**EXERCISE DESCRIPTION**
Check each line of the records below for the word "Текущее" and copy those where it appears.

**MATERIALS PROVIDED**

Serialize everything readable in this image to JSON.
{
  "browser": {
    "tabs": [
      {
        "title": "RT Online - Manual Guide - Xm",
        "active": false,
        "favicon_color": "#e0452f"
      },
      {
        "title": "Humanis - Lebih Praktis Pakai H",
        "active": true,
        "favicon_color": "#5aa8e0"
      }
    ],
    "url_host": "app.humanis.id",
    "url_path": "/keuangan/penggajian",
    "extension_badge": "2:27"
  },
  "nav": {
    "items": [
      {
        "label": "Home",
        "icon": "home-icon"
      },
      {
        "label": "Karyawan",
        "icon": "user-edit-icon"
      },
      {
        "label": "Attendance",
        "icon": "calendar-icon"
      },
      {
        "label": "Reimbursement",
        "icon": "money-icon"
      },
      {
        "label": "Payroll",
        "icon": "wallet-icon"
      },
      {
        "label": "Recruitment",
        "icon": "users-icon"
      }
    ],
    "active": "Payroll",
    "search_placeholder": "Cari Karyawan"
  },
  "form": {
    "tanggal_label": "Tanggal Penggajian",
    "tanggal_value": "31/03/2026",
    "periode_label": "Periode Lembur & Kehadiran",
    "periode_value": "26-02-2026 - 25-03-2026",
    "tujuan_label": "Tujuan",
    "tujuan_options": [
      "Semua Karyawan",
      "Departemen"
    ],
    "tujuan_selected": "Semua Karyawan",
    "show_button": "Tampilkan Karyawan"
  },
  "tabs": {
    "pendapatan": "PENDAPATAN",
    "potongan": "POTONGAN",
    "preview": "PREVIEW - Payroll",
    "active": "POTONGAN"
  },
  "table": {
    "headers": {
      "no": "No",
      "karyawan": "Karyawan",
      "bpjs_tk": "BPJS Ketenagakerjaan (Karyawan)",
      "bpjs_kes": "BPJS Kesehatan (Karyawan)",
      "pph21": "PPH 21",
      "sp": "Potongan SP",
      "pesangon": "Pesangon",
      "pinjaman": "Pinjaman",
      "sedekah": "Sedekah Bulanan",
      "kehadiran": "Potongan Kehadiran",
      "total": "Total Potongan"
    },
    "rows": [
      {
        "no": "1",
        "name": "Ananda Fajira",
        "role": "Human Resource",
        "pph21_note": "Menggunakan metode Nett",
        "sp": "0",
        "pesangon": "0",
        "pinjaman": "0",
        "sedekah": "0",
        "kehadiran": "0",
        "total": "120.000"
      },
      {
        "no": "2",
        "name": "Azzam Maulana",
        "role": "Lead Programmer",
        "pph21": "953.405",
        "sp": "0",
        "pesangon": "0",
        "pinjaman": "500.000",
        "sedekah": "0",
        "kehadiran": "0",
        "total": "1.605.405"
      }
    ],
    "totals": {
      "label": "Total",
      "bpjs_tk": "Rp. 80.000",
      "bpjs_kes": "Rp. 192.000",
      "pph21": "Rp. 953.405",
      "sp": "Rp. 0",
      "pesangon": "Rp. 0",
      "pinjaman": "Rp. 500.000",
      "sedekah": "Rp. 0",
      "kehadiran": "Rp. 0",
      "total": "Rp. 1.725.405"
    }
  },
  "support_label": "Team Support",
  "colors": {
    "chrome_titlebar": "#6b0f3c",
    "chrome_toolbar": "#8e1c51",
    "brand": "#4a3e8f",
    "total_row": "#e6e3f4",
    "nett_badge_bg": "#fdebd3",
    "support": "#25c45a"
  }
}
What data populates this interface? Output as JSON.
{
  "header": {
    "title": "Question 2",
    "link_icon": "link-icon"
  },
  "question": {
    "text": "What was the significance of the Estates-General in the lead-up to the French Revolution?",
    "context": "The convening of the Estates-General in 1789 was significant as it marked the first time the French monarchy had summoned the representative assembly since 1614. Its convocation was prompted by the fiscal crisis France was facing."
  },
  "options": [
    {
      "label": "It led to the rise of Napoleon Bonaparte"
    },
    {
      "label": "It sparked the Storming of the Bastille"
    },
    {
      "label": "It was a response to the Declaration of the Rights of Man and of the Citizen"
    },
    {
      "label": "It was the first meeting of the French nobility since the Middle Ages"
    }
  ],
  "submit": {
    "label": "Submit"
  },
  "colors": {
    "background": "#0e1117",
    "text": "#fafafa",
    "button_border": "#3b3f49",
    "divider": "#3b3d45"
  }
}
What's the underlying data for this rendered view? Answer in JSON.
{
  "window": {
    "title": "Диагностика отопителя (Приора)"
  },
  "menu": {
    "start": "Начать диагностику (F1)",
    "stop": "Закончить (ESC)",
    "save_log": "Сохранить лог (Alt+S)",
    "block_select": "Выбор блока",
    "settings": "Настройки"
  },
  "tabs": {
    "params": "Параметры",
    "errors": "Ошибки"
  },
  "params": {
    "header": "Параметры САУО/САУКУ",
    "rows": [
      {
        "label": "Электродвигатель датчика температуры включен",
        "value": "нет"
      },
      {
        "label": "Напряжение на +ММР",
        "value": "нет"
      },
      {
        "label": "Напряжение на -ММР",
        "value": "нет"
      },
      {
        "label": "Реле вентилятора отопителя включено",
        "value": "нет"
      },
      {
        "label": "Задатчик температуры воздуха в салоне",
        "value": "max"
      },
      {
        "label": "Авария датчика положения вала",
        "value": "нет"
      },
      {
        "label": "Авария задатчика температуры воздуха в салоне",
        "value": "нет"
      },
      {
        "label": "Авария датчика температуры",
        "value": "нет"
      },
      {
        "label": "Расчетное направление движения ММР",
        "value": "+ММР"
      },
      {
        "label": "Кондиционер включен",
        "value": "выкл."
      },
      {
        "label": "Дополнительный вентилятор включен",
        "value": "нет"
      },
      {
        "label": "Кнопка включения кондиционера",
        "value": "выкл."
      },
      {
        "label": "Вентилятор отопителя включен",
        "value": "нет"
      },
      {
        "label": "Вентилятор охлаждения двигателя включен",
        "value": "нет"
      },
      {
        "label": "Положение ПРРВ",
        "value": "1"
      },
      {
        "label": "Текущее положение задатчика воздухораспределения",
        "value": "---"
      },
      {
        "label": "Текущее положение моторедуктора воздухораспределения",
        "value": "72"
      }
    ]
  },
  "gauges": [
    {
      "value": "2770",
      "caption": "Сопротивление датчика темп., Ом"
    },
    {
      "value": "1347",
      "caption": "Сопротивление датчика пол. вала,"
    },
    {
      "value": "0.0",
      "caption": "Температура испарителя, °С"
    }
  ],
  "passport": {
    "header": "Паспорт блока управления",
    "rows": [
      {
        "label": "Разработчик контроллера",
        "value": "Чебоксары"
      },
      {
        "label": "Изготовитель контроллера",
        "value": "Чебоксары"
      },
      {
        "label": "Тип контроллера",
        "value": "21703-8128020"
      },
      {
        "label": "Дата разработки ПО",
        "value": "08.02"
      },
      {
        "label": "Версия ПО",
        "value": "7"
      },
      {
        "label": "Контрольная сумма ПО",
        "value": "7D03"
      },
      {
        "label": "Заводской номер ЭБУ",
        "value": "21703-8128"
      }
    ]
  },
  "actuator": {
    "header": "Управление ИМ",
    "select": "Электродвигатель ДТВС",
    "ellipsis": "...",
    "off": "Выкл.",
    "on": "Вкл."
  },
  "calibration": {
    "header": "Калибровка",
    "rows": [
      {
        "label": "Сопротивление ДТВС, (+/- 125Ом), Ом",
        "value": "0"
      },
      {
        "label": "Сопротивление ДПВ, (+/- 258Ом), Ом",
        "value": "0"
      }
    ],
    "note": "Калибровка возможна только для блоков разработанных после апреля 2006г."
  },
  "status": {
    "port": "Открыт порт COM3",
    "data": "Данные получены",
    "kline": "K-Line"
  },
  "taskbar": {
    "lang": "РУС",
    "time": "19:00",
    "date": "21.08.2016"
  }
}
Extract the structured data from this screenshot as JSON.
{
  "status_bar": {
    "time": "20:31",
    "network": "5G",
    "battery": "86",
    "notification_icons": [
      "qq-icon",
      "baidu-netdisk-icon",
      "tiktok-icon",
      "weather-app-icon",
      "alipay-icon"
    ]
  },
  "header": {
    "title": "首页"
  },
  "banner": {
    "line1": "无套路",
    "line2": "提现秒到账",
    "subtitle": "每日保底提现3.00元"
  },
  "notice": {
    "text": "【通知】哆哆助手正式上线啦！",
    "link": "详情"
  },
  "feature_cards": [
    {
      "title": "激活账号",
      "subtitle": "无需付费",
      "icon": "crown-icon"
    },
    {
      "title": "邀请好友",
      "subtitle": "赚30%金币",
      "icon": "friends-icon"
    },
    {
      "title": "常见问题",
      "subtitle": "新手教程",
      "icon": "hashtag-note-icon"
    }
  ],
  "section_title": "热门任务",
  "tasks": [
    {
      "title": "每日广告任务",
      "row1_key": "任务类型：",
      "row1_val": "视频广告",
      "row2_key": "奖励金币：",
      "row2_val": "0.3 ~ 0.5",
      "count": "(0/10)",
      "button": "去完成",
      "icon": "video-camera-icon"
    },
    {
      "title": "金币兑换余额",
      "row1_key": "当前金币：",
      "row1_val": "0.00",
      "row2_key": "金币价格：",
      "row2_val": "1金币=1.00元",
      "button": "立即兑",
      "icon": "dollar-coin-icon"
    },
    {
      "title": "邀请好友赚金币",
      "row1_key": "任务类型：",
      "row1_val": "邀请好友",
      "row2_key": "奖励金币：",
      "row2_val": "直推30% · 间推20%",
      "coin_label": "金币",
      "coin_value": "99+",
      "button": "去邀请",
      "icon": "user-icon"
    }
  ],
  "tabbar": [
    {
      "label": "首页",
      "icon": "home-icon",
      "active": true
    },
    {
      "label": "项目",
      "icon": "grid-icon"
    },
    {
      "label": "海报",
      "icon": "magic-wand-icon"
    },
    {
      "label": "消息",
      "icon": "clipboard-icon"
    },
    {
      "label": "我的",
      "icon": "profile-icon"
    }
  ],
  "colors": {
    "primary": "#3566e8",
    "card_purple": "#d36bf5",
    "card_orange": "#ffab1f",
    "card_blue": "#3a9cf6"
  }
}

**WRITTEN ANSWER**
        "label": "Текущее положение задатчика воздухораспределения",
        "label": "Текущее положение моторедуктора воздухораспределения",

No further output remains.